[Short task] Give exactly the lines from the one with "Read out every word on this page." through the final line of the listing below, both included, leaving out any pictures.
§ §
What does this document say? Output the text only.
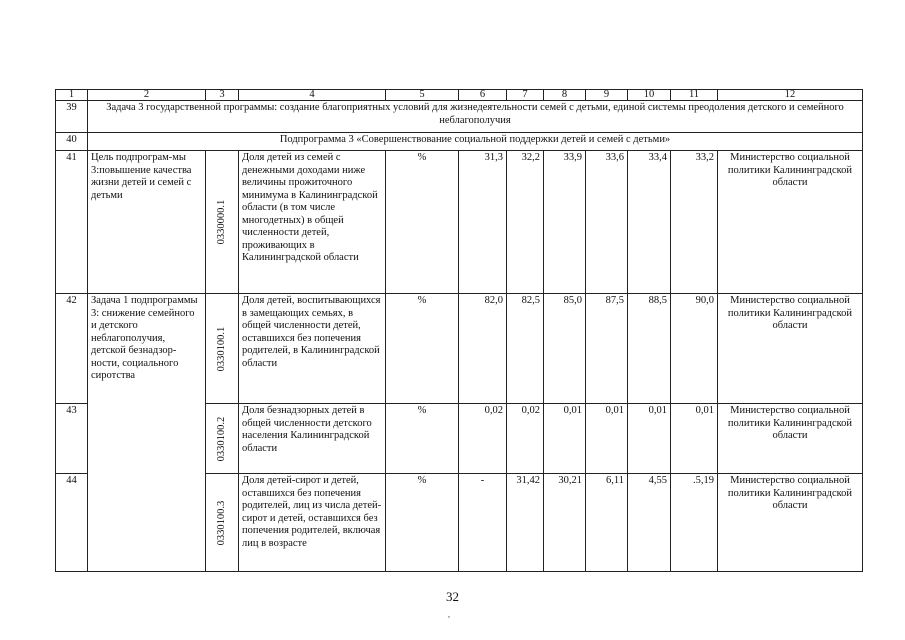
1	2	3	4	5	6	7	8	9	10	11	12
39	Задача 3 государственной программы: создание благоприятных условий для жизнедеятельности семей с детьми, единой системы преодоления детского и семейного неблагополучия										
40	Подпрограмма 3 «Совершенствование социальной поддержки детей и семей с детьми»										
41	Цель подпрограм-мы 3:повышение качества жизни детей и семей с детьми	0330000.1	Доля детей из семей с денежными доходами ниже величины прожиточного минимума в Калининградской области (в том числе многодетных) в общей численности детей, проживающих в Калининградской области	%	31,3	32,2	33,9	33,6	33,4	33,2	Министерство социальной политики Калининградской области
42	Задача 1 подпрограммы 3: снижение семейного и детского неблагополучия, детской безнадзор-ности, социального сиротства	0330100.1	Доля детей, воспитывающихся в замещающих семьях, в общей численности детей, оставшихся без попечения родителей, в Калининградской области	%	82,0	82,5	85,0	87,5	88,5	90,0	Министерство социальной политики Калининградской области
43		0330100.2	Доля безнадзорных детей в общей численности детского населения Калининградской области	%	0,02	0,02	0,01	0,01	0,01	0,01	Министерство социальной политики Калининградской области
44		0330100.3	Доля детей-сирот и детей, оставшихся без попечения родителей, лиц из числа детей-сирот и детей, оставшихся без попечения родителей, включая лиц в возрасте	%	-	31,42	30,21	6,11	4,55	.5,19	Министерство социальной политики Калининградской области
32
,
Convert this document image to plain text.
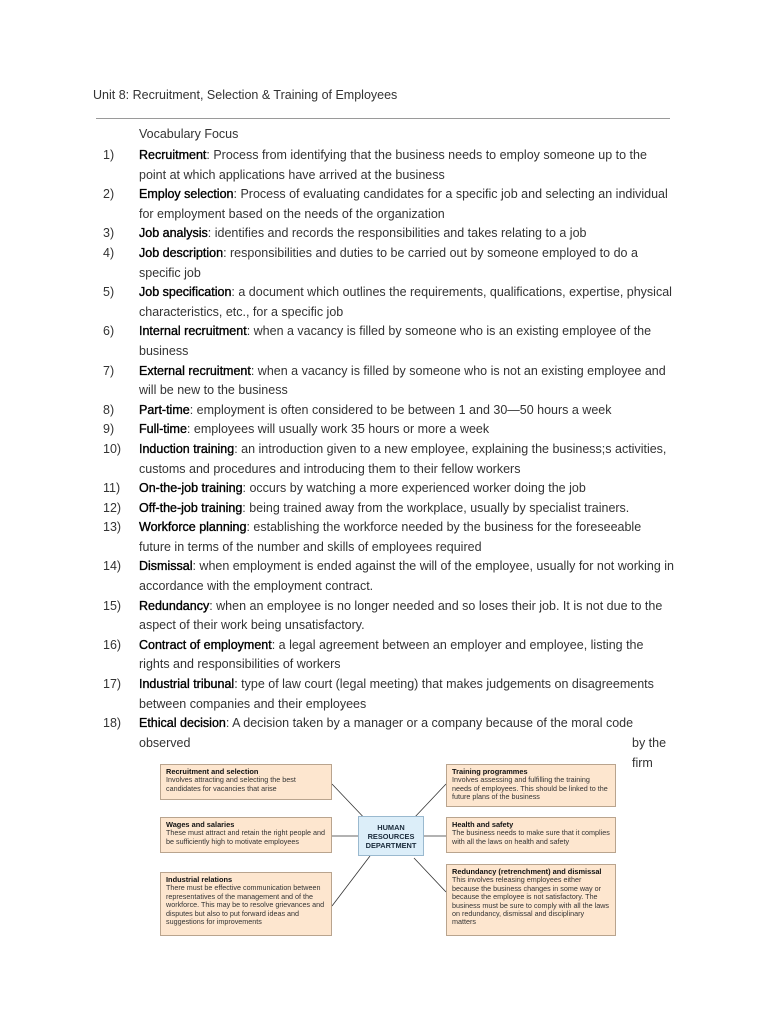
Unit 8: Recruitment, Selection & Training of Employees
Vocabulary Focus
1)	Recruitment: Process from identifying that the business needs to employ someone up to the point at which applications have arrived at the business
2)	Employ selection: Process of evaluating candidates for a specific job and selecting an individual for employment based on the needs of the organization
3)	Job analysis: identifies and records the responsibilities and takes relating to a job
4)	Job description: responsibilities and duties to be carried out by someone employed to do a specific job
5)	Job specification: a document which outlines the requirements, qualifications, expertise, physical characteristics, etc., for a specific job
6)	Internal recruitment: when a vacancy is filled by someone who is an existing employee of the business
7)	External recruitment: when a vacancy is filled by someone who is not an existing employee and will be new to the business
8)	Part-time: employment is often considered to be between 1 and 30—50 hours a week
9)	Full-time: employees will usually work 35 hours or more a week
10)	Induction training: an introduction given to a new employee, explaining the business;s activities, customs and procedures and introducing them to their fellow workers
11)	On-the-job training: occurs by watching a more experienced worker doing the job
12)	Off-the-job training: being trained away from the workplace, usually by specialist trainers.
13)	Workforce planning: establishing the workforce needed by the business for the foreseeable future in terms of the number and skills of employees required
14)	Dismissal: when employment is ended against the will of the employee, usually for not working in accordance with the employment contract.
15)	Redundancy: when an employee is no longer needed and so loses their job. It is not due to the aspect of their work being unsatisfactory.
16)	Contract of employment: a legal agreement between an employer and employee, listing the rights and responsibilities of workers
17)	Industrial tribunal: type of law court (legal meeting) that makes judgements on disagreements between companies and their employees
18)	Ethical decision: A decision taken by a manager or a company because of the moral code observed	by the
firm
Recruitment and selection
Involves attracting and selecting the best candidates for vacancies that arise
Wages and salaries
These must attract and retain the right people and be sufficiently high to motivate employees
Industrial relations
There must be effective communication between representatives of the management and of the workforce. This may be to resolve grievances and disputes but also to put forward ideas and suggestions for improvements
HUMAN RESOURCES DEPARTMENT
Training programmes
Involves assessing and fulfilling the training needs of employees. This should be linked to the future plans of the business
Health and safety
The business needs to make sure that it complies with all the laws on health and safety
Redundancy (retrenchment) and dismissal
This involves releasing employees either because the business changes in some way or because the employee is not satisfactory. The business must be sure to comply with all the laws on redundancy, dismissal and disciplinary matters
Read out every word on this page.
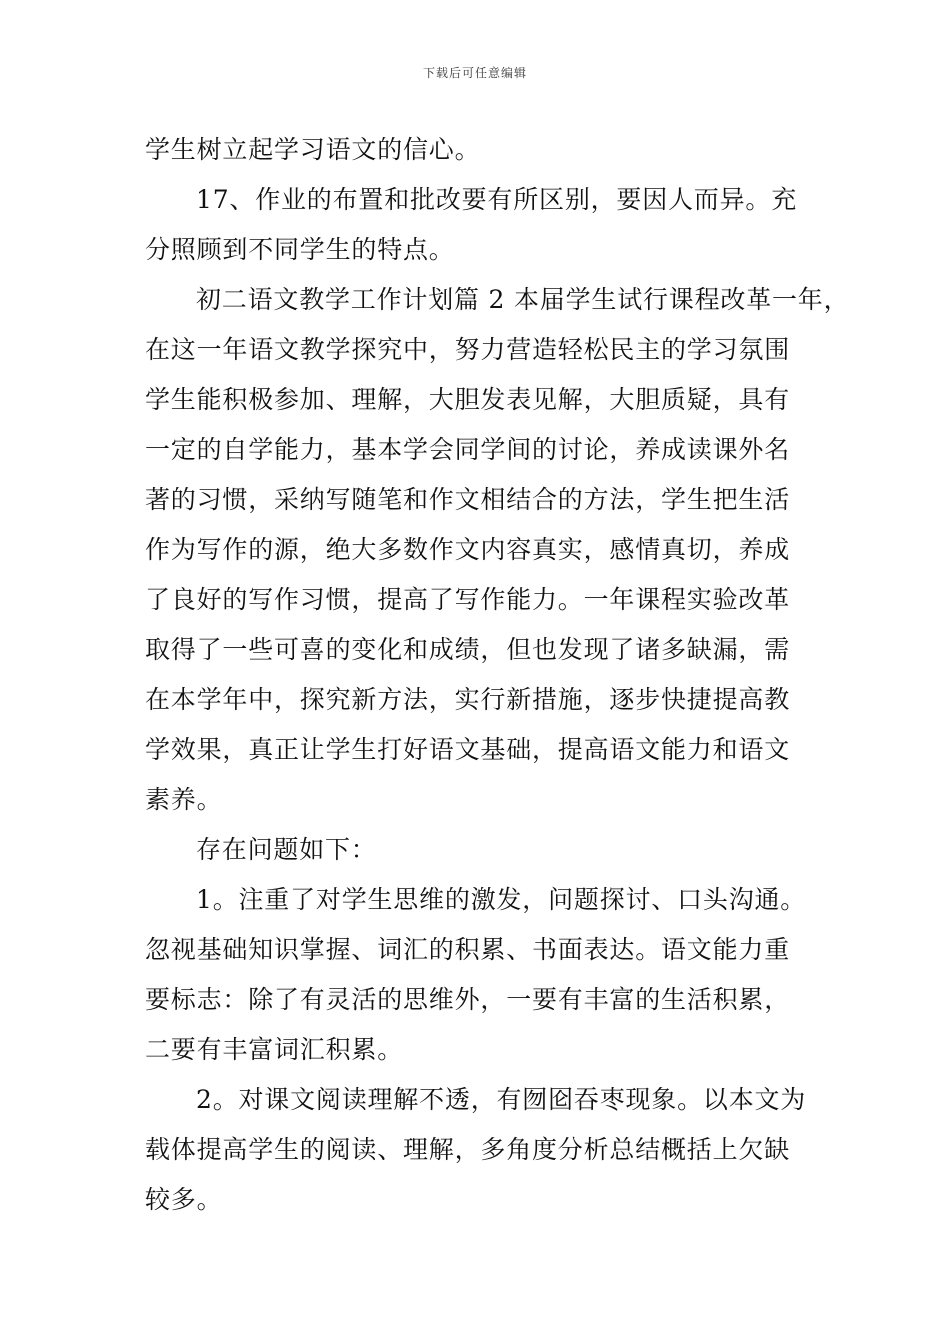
下载后可任意编辑
学生树立起学习语文的信心。
17、作业的布置和批改要有所区别，要因人而异。充
分照顾到不同学生的特点。
初二语文教学工作计划篇 2 本届学生试行课程改革一年，
在这一年语文教学探究中，努力营造轻松民主的学习氛围
学生能积极参加、理解，大胆发表见解，大胆质疑，具有
一定的自学能力，基本学会同学间的讨论，养成读课外名
著的习惯，采纳写随笔和作文相结合的方法，学生把生活
作为写作的源，绝大多数作文内容真实，感情真切，养成
了良好的写作习惯，提高了写作能力。一年课程实验改革
取得了一些可喜的变化和成绩，但也发现了诸多缺漏，需
在本学年中，探究新方法，实行新措施，逐步快捷提高教
学效果，真正让学生打好语文基础，提高语文能力和语文
素养。
存在问题如下：
1。注重了对学生思维的激发，问题探讨、口头沟通。
忽视基础知识掌握、词汇的积累、书面表达。语文能力重
要标志：除了有灵活的思维外，一要有丰富的生活积累，
二要有丰富词汇积累。
2。对课文阅读理解不透，有囫囵吞枣现象。以本文为
载体提高学生的阅读、理解，多角度分析总结概括上欠缺
较多。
§ §
[Task answer]
Read out every word on this page.
下载后可任意编辑
学生树立起学习语文的信心。
17、作业的布置和批改要有所区别，要因人而异。充
分照顾到不同学生的特点。
初二语文教学工作计划篇 2 本届学生试行课程改革一年，
在这一年语文教学探究中，努力营造轻松民主的学习氛围
学生能积极参加、理解，大胆发表见解，大胆质疑，具有
一定的自学能力，基本学会同学间的讨论，养成读课外名
著的习惯，采纳写随笔和作文相结合的方法，学生把生活
作为写作的源，绝大多数作文内容真实，感情真切，养成
了良好的写作习惯，提高了写作能力。一年课程实验改革
取得了一些可喜的变化和成绩，但也发现了诸多缺漏，需
在本学年中，探究新方法，实行新措施，逐步快捷提高教
学效果，真正让学生打好语文基础，提高语文能力和语文
素养。
存在问题如下：
1。注重了对学生思维的激发，问题探讨、口头沟通。
忽视基础知识掌握、词汇的积累、书面表达。语文能力重
要标志：除了有灵活的思维外，一要有丰富的生活积累，
二要有丰富词汇积累。
2。对课文阅读理解不透，有囫囵吞枣现象。以本文为
载体提高学生的阅读、理解，多角度分析总结概括上欠缺
较多。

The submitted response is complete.